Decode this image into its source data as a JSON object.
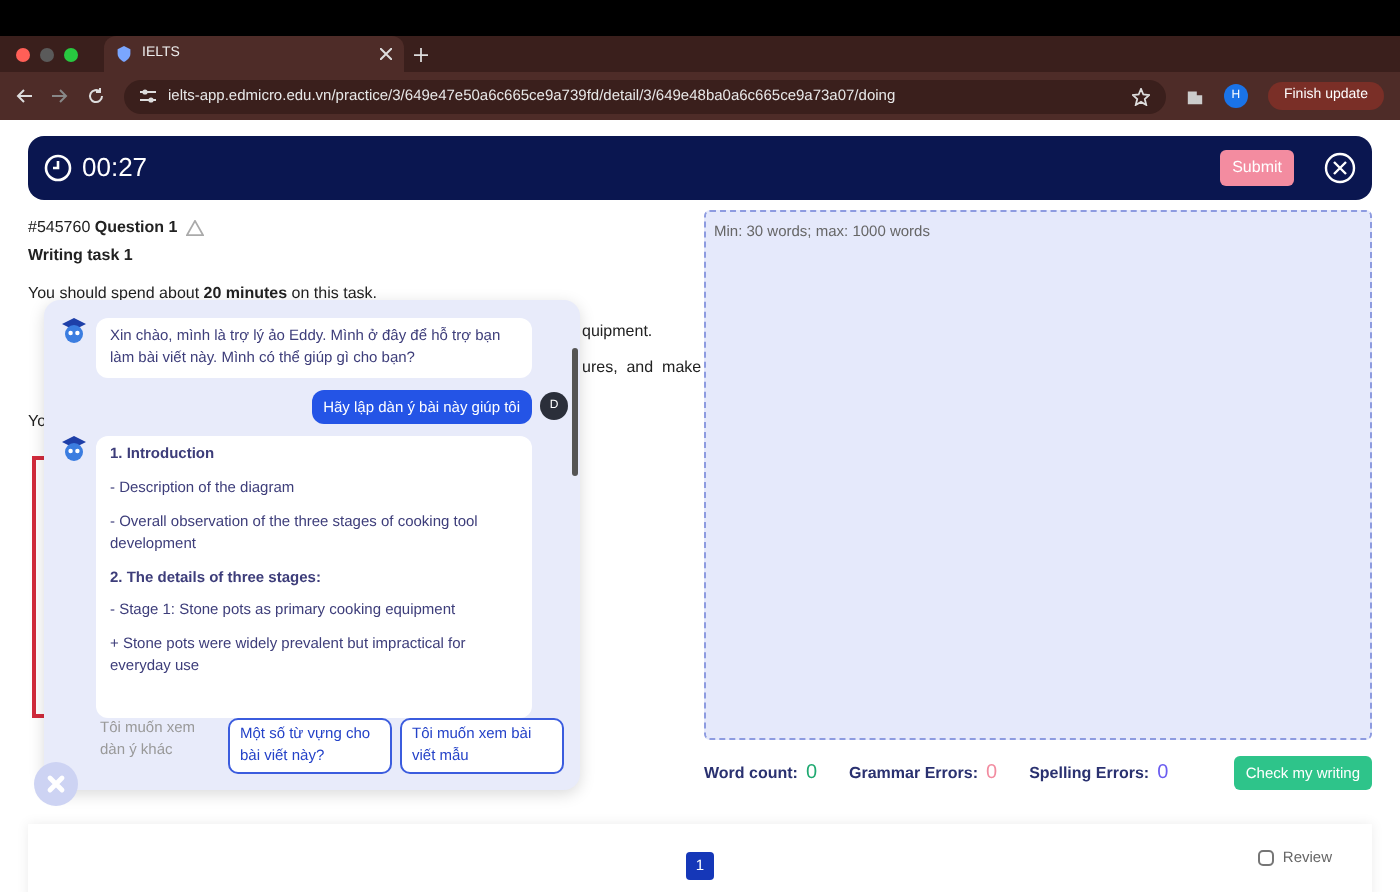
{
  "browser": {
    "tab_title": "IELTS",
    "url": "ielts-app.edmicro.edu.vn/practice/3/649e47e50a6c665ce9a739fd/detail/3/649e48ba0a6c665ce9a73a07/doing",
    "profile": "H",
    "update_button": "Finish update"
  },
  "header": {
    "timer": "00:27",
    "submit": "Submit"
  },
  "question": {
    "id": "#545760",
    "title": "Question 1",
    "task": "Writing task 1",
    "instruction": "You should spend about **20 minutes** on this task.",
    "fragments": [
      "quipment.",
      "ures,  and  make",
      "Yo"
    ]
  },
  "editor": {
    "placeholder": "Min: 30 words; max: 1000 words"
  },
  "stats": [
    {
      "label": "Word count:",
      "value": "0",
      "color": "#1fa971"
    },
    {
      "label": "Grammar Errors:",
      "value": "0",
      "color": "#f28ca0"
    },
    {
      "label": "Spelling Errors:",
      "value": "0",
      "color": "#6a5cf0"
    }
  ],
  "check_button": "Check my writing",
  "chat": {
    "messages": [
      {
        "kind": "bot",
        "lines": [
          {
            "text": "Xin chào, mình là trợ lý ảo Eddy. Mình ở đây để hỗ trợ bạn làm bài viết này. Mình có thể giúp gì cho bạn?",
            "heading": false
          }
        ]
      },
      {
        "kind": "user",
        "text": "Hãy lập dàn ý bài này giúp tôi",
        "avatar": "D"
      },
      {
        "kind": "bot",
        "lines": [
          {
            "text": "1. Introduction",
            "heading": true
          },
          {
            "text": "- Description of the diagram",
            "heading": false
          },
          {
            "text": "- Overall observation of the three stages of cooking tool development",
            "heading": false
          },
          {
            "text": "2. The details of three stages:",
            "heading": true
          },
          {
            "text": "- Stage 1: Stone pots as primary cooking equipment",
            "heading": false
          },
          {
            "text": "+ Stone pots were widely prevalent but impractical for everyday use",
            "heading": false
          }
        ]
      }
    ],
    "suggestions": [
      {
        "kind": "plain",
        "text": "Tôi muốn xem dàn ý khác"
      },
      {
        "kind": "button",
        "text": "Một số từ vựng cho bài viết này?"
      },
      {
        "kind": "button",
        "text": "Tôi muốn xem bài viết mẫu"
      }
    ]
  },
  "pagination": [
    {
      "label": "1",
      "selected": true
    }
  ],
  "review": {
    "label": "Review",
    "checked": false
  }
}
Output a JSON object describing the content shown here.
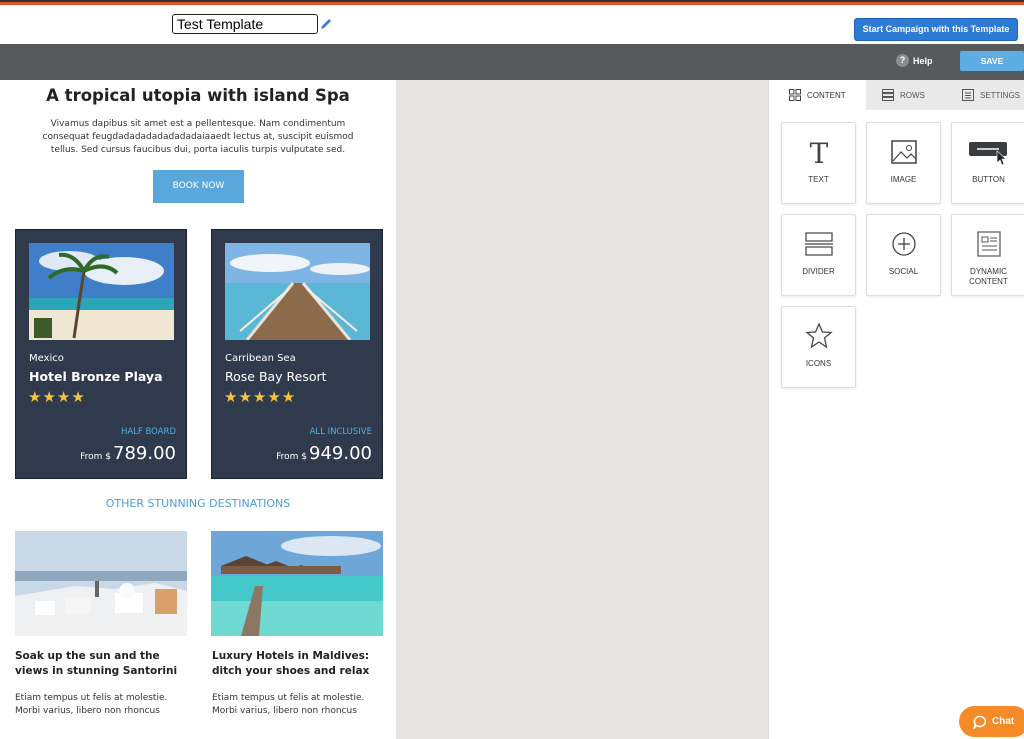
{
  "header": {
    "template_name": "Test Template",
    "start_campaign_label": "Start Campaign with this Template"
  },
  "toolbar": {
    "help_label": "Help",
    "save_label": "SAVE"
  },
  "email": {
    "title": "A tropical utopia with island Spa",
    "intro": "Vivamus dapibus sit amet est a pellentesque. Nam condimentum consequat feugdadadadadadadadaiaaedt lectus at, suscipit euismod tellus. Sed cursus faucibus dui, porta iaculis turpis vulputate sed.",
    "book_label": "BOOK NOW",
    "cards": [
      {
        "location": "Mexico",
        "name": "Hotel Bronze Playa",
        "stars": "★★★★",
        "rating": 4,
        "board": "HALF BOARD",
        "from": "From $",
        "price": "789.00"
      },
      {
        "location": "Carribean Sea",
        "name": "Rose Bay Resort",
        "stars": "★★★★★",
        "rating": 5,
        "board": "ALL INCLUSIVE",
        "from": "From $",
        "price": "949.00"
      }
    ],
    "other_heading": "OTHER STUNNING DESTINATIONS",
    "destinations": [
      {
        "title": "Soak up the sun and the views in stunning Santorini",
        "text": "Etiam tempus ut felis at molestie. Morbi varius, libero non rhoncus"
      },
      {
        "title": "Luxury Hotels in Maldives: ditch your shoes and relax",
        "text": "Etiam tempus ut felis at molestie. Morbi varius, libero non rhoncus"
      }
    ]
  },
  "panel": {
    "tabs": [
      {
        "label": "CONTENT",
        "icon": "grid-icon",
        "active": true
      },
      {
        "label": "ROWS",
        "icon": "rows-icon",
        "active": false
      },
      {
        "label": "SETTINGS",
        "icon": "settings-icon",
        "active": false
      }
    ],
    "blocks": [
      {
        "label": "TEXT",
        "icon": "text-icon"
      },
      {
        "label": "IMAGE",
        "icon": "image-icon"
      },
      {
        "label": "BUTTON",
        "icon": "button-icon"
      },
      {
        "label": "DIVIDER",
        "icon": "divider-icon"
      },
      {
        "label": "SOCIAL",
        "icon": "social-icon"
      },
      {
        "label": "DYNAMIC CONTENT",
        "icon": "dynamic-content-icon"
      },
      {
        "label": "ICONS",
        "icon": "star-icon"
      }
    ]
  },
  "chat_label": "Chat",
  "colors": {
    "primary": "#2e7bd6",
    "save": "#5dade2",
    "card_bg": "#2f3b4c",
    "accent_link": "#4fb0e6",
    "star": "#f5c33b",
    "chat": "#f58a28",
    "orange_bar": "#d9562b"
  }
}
....
» Your objective:
Your task is to retype all the entries exactly and leave out any pictures.

» Reply:
Decode this image into its source data as a JSON object.
{
  "browser": {
    "tab_title": "IELTS",
    "url": "ielts-app.edmicro.edu.vn/practice/3/649e47e50a6c665ce9a739fd/detail/3/649e48ba0a6c665ce9a73a07/doing",
    "profile": "H",
    "update_button": "Finish update"
  },
  "header": {
    "timer": "00:27",
    "submit": "Submit"
  },
  "question": {
    "id": "#545760",
    "title": "Question 1",
    "task": "Writing task 1",
    "instruction": "You should spend about **20 minutes** on this task.",
    "fragments": [
      "quipment.",
      "ures,  and  make",
      "Yo"
    ]
  },
  "editor": {
    "placeholder": "Min: 30 words; max: 1000 words"
  },
  "stats": [
    {
      "label": "Word count:",
      "value": "0",
      "color": "#1fa971"
    },
    {
      "label": "Grammar Errors:",
      "value": "0",
      "color": "#f28ca0"
    },
    {
      "label": "Spelling Errors:",
      "value": "0",
      "color": "#6a5cf0"
    }
  ],
  "check_button": "Check my writing",
  "chat": {
    "messages": [
      {
        "kind": "bot",
        "lines": [
          {
            "text": "Xin chào, mình là trợ lý ảo Eddy. Mình ở đây để hỗ trợ bạn làm bài viết này. Mình có thể giúp gì cho bạn?",
            "heading": false
          }
        ]
      },
      {
        "kind": "user",
        "text": "Hãy lập dàn ý bài này giúp tôi",
        "avatar": "D"
      },
      {
        "kind": "bot",
        "lines": [
          {
            "text": "1. Introduction",
            "heading": true
          },
          {
            "text": "- Description of the diagram",
            "heading": false
          },
          {
            "text": "- Overall observation of the three stages of cooking tool development",
            "heading": false
          },
          {
            "text": "2. The details of three stages:",
            "heading": true
          },
          {
            "text": "- Stage 1: Stone pots as primary cooking equipment",
            "heading": false
          },
          {
            "text": "+ Stone pots were widely prevalent but impractical for everyday use",
            "heading": false
          }
        ]
      }
    ],
    "suggestions": [
      {
        "kind": "plain",
        "text": "Tôi muốn xem dàn ý khác"
      },
      {
        "kind": "button",
        "text": "Một số từ vựng cho bài viết này?"
      },
      {
        "kind": "button",
        "text": "Tôi muốn xem bài viết mẫu"
      }
    ]
  },
  "pagination": [
    {
      "label": "1",
      "selected": true
    }
  ],
  "review": {
    "label": "Review",
    "checked": false
  }
}
Output a JSON object describing the content shown here.
{
  "header": {
    "template_name": "Test Template",
    "start_campaign_label": "Start Campaign with this Template"
  },
  "toolbar": {
    "help_label": "Help",
    "save_label": "SAVE"
  },
  "email": {
    "title": "A tropical utopia with island Spa",
    "intro": "Vivamus dapibus sit amet est a pellentesque. Nam condimentum consequat feugdadadadadadadadaiaaedt lectus at, suscipit euismod tellus. Sed cursus faucibus dui, porta iaculis turpis vulputate sed.",
    "book_label": "BOOK NOW",
    "cards": [
      {
        "location": "Mexico",
        "name": "Hotel Bronze Playa",
        "stars": "★★★★",
        "rating": 4,
        "board": "HALF BOARD",
        "from": "From $",
        "price": "789.00"
      },
      {
        "location": "Carribean Sea",
        "name": "Rose Bay Resort",
        "stars": "★★★★★",
        "rating": 5,
        "board": "ALL INCLUSIVE",
        "from": "From $",
        "price": "949.00"
      }
    ],
    "other_heading": "OTHER STUNNING DESTINATIONS",
    "destinations": [
      {
        "title": "Soak up the sun and the views in stunning Santorini",
        "text": "Etiam tempus ut felis at molestie. Morbi varius, libero non rhoncus"
      },
      {
        "title": "Luxury Hotels in Maldives: ditch your shoes and relax",
        "text": "Etiam tempus ut felis at molestie. Morbi varius, libero non rhoncus"
      }
    ]
  },
  "panel": {
    "tabs": [
      {
        "label": "CONTENT",
        "icon": "grid-icon",
        "active": true
      },
      {
        "label": "ROWS",
        "icon": "rows-icon",
        "active": false
      },
      {
        "label": "SETTINGS",
        "icon": "settings-icon",
        "active": false
      }
    ],
    "blocks": [
      {
        "label": "TEXT",
        "icon": "text-icon"
      },
      {
        "label": "IMAGE",
        "icon": "image-icon"
      },
      {
        "label": "BUTTON",
        "icon": "button-icon"
      },
      {
        "label": "DIVIDER",
        "icon": "divider-icon"
      },
      {
        "label": "SOCIAL",
        "icon": "social-icon"
      },
      {
        "label": "DYNAMIC CONTENT",
        "icon": "dynamic-content-icon"
      },
      {
        "label": "ICONS",
        "icon": "star-icon"
      }
    ]
  },
  "chat_label": "Chat",
  "colors": {
    "primary": "#2e7bd6",
    "save": "#5dade2",
    "card_bg": "#2f3b4c",
    "accent_link": "#4fb0e6",
    "star": "#f5c33b",
    "chat": "#f58a28",
    "orange_bar": "#d9562b"
  }
}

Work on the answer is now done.